Laporan Terbaru ICC: Penganiayaan Terberat Komunitas Kristen di 9 Negara Tahun 2023
Katolik Terkini - International Christian Concern (ICC), baru-baru ini merilis laporan tahunannya tentang "Penyiksa Terburuk di Dunia" terhadap komunitas Kristen.
Laporan ini mengungkapkan bahwa di tahun 2023, Komunitas Kristen di berbagai negara mengalami penindasan, penahanan, penculikan, dan pembunuhan.
ICC menyoroti 9 negara di mana komunitas kristen mengalami penindasan terus-menerus. Meskipun demikian, ada tanda-tanda harapan di beberapa negara, seperti China, Iran, dan Nigeria, di mana kekristenan berkembang meskipun penyiksaan yang mereka alami.
Nigeria: Penderitaan Umat Katolik di Tengah Konflik Bersenjata
Di Nigeria, umat Katolik terus menderita akibat serangan geng bersenjata seperti Boko Haram dan pemberontak di bagian utara negara ini. Para gembala atau imam juga menjadi target, dengan serangan brutal yang menyebabkan korban jiwa, termasuk seorang seminaris yang dibakar hidup-hidup pada 7 September 2023.
Menurut Konferensi Episkopal Nigeria pada bulan September, selama 17 tahun, dari 2006 hingga 2023, lebih dari 50 imam diculik, dan 17 di antaranya tewas.
Korea Utara: Larangan Kekristenan di Bawah Kekuasaan Kim Jong Un
Di bawah pemerintahan diktator Kim Jong Un, kekristenan dilarang di Korea Utara, dan umat Katolik harus menjalani dan menghayati iman mereka secara sembunyi-sembunyi.

TUGAS WAJIB A:
Salin persis bagian teks tentang penganiayaan komunitas Kristen, mulai dari kata-kata "ICC menyoroti 9" dan berhenti setelah kata-kata "di antaranya tewas.".

DAFTAR CATATAN:
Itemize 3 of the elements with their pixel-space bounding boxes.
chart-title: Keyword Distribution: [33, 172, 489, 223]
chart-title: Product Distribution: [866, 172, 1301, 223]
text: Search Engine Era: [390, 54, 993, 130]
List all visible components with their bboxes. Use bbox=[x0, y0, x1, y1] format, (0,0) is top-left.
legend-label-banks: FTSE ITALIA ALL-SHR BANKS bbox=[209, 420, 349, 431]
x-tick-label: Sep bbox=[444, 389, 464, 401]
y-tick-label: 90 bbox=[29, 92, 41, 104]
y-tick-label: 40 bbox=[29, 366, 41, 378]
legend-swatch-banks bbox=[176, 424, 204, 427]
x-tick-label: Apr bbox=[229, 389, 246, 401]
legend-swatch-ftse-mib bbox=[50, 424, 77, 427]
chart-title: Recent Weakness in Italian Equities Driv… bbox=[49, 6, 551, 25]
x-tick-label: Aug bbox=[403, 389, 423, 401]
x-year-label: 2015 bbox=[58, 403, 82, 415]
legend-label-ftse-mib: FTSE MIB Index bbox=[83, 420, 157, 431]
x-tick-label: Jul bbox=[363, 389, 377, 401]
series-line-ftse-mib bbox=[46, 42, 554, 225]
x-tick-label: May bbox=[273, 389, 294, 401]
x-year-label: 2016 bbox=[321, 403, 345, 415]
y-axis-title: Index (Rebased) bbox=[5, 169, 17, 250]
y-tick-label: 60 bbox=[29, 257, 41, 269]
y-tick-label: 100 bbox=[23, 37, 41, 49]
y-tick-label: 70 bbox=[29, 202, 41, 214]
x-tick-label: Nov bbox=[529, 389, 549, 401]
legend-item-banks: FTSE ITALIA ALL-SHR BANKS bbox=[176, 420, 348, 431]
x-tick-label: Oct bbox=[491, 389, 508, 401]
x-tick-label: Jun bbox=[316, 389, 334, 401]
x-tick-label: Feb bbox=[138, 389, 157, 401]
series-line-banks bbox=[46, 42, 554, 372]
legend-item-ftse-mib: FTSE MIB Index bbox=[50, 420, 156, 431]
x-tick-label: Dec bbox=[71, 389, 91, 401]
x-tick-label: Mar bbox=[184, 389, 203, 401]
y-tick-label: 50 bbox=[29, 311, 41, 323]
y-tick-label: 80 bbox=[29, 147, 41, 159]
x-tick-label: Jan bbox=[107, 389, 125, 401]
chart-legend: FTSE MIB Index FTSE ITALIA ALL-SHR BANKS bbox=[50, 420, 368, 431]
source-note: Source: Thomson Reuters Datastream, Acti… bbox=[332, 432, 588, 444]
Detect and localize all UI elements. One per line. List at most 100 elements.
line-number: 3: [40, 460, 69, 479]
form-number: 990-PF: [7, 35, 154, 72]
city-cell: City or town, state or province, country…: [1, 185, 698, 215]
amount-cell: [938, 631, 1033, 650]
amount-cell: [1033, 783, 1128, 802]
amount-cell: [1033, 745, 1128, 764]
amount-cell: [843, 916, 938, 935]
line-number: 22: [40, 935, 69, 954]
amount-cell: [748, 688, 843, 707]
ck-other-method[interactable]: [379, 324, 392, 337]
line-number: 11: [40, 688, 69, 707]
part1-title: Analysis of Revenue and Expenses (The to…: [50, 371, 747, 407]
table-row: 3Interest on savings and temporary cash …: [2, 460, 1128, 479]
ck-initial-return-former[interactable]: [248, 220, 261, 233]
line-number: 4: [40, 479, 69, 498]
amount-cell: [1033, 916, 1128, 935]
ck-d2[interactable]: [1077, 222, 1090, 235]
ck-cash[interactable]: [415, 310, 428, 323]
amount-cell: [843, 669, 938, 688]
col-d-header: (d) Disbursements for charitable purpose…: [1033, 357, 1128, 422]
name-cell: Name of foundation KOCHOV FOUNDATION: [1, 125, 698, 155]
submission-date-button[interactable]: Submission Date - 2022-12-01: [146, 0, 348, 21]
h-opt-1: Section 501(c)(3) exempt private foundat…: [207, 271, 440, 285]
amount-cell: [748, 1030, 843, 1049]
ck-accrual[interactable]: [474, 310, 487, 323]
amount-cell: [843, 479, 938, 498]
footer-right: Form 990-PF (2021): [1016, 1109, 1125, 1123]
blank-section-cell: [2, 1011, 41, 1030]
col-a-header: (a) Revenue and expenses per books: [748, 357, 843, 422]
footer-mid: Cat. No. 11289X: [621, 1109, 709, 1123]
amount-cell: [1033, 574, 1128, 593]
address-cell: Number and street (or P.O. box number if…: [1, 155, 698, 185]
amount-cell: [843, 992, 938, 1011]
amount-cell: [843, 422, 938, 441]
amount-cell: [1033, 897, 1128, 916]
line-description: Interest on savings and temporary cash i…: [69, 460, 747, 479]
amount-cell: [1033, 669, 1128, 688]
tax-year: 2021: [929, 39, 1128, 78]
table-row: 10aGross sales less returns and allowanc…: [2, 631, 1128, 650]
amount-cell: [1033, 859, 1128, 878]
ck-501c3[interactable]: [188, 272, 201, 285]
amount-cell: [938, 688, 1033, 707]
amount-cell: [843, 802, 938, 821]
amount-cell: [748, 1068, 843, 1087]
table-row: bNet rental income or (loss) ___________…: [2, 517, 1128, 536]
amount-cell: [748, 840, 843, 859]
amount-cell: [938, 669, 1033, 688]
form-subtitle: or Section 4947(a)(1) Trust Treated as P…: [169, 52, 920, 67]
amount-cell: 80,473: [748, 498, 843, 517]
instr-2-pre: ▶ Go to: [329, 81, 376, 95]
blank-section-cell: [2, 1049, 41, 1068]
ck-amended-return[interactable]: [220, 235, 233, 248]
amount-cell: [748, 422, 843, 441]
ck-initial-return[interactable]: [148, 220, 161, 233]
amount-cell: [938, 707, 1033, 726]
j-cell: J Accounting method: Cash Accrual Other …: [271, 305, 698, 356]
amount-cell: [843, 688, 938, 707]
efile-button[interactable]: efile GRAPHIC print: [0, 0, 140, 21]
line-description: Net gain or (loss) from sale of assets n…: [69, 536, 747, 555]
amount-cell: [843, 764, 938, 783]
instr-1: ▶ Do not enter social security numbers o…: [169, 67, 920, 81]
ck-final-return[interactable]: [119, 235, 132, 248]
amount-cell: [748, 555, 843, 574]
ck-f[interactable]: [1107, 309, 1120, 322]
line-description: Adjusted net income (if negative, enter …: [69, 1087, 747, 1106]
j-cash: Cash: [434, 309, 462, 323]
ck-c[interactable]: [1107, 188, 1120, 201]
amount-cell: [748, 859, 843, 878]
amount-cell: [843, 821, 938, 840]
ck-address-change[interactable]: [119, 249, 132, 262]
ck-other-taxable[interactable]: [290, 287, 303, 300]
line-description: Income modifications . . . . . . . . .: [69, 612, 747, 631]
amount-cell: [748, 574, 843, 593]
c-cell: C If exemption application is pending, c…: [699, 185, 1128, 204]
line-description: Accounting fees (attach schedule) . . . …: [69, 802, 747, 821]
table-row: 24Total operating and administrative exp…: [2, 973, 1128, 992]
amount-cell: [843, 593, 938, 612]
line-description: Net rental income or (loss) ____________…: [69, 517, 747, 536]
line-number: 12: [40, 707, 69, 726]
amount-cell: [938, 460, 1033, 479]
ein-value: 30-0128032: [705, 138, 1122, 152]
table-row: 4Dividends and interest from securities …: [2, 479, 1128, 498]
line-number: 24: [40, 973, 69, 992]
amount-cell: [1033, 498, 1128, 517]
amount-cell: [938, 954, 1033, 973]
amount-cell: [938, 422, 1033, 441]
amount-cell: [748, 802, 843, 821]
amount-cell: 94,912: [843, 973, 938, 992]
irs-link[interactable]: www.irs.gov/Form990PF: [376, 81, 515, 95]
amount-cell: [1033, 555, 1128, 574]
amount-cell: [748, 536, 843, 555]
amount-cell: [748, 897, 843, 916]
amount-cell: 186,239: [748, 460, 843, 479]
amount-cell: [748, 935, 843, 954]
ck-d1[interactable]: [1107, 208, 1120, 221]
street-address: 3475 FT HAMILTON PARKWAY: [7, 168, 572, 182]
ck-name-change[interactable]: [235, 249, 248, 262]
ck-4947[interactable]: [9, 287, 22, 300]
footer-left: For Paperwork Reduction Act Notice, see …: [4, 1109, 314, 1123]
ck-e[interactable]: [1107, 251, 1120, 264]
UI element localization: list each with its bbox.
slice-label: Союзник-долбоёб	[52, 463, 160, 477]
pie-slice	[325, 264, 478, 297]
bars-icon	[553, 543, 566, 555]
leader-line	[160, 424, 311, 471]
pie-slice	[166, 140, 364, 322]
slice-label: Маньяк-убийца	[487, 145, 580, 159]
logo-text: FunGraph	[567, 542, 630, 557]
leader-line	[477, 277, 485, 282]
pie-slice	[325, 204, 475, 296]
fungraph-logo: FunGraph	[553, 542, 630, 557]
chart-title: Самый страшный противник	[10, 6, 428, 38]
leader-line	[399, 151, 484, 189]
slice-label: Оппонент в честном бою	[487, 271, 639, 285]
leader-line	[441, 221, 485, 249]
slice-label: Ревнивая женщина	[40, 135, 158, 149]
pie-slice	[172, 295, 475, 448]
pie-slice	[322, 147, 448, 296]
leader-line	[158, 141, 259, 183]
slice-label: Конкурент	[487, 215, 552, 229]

TUGAS WAJIB B:
Tuliskan kembali baris-baris catatan di atas tanpa perubahan, mulai dari baris pertama catatan dan berhenti setelah baris yang memuat "List all visible".

JAWABAN LATIHAN A:
ICC menyoroti 9 negara di mana komunitas kristen mengalami penindasan terus-menerus. Meskipun demikian, ada tanda-tanda harapan di beberapa negara, seperti China, Iran, dan Nigeria, di mana kekristenan berkembang meskipun penyiksaan yang mereka alami.
Nigeria: Penderitaan Umat Katolik di Tengah Konflik Bersenjata
Di Nigeria, umat Katolik terus menderita akibat serangan geng bersenjata seperti Boko Haram dan pemberontak di bagian utara negara ini. Para gembala atau imam juga menjadi target, dengan serangan brutal yang menyebabkan korban jiwa, termasuk seorang seminaris yang dibakar hidup-hidup pada 7 September 2023.
Menurut Konferensi Episkopal Nigeria pada bulan September, selama 17 tahun, dari 2006 hingga 2023, lebih dari 50 imam diculik, dan 17 di antaranya tewas.

JAWABAN LATIHAN B:
Itemize 3 of the elements with their pixel-space bounding boxes.
chart-title: Keyword Distribution: [33, 172, 489, 223]
chart-title: Product Distribution: [866, 172, 1301, 223]
text: Search Engine Era: [390, 54, 993, 130]
List all visible components with their bboxes. Use bbox=[x0, y0, x1, y1] format, (0,0) is top-left.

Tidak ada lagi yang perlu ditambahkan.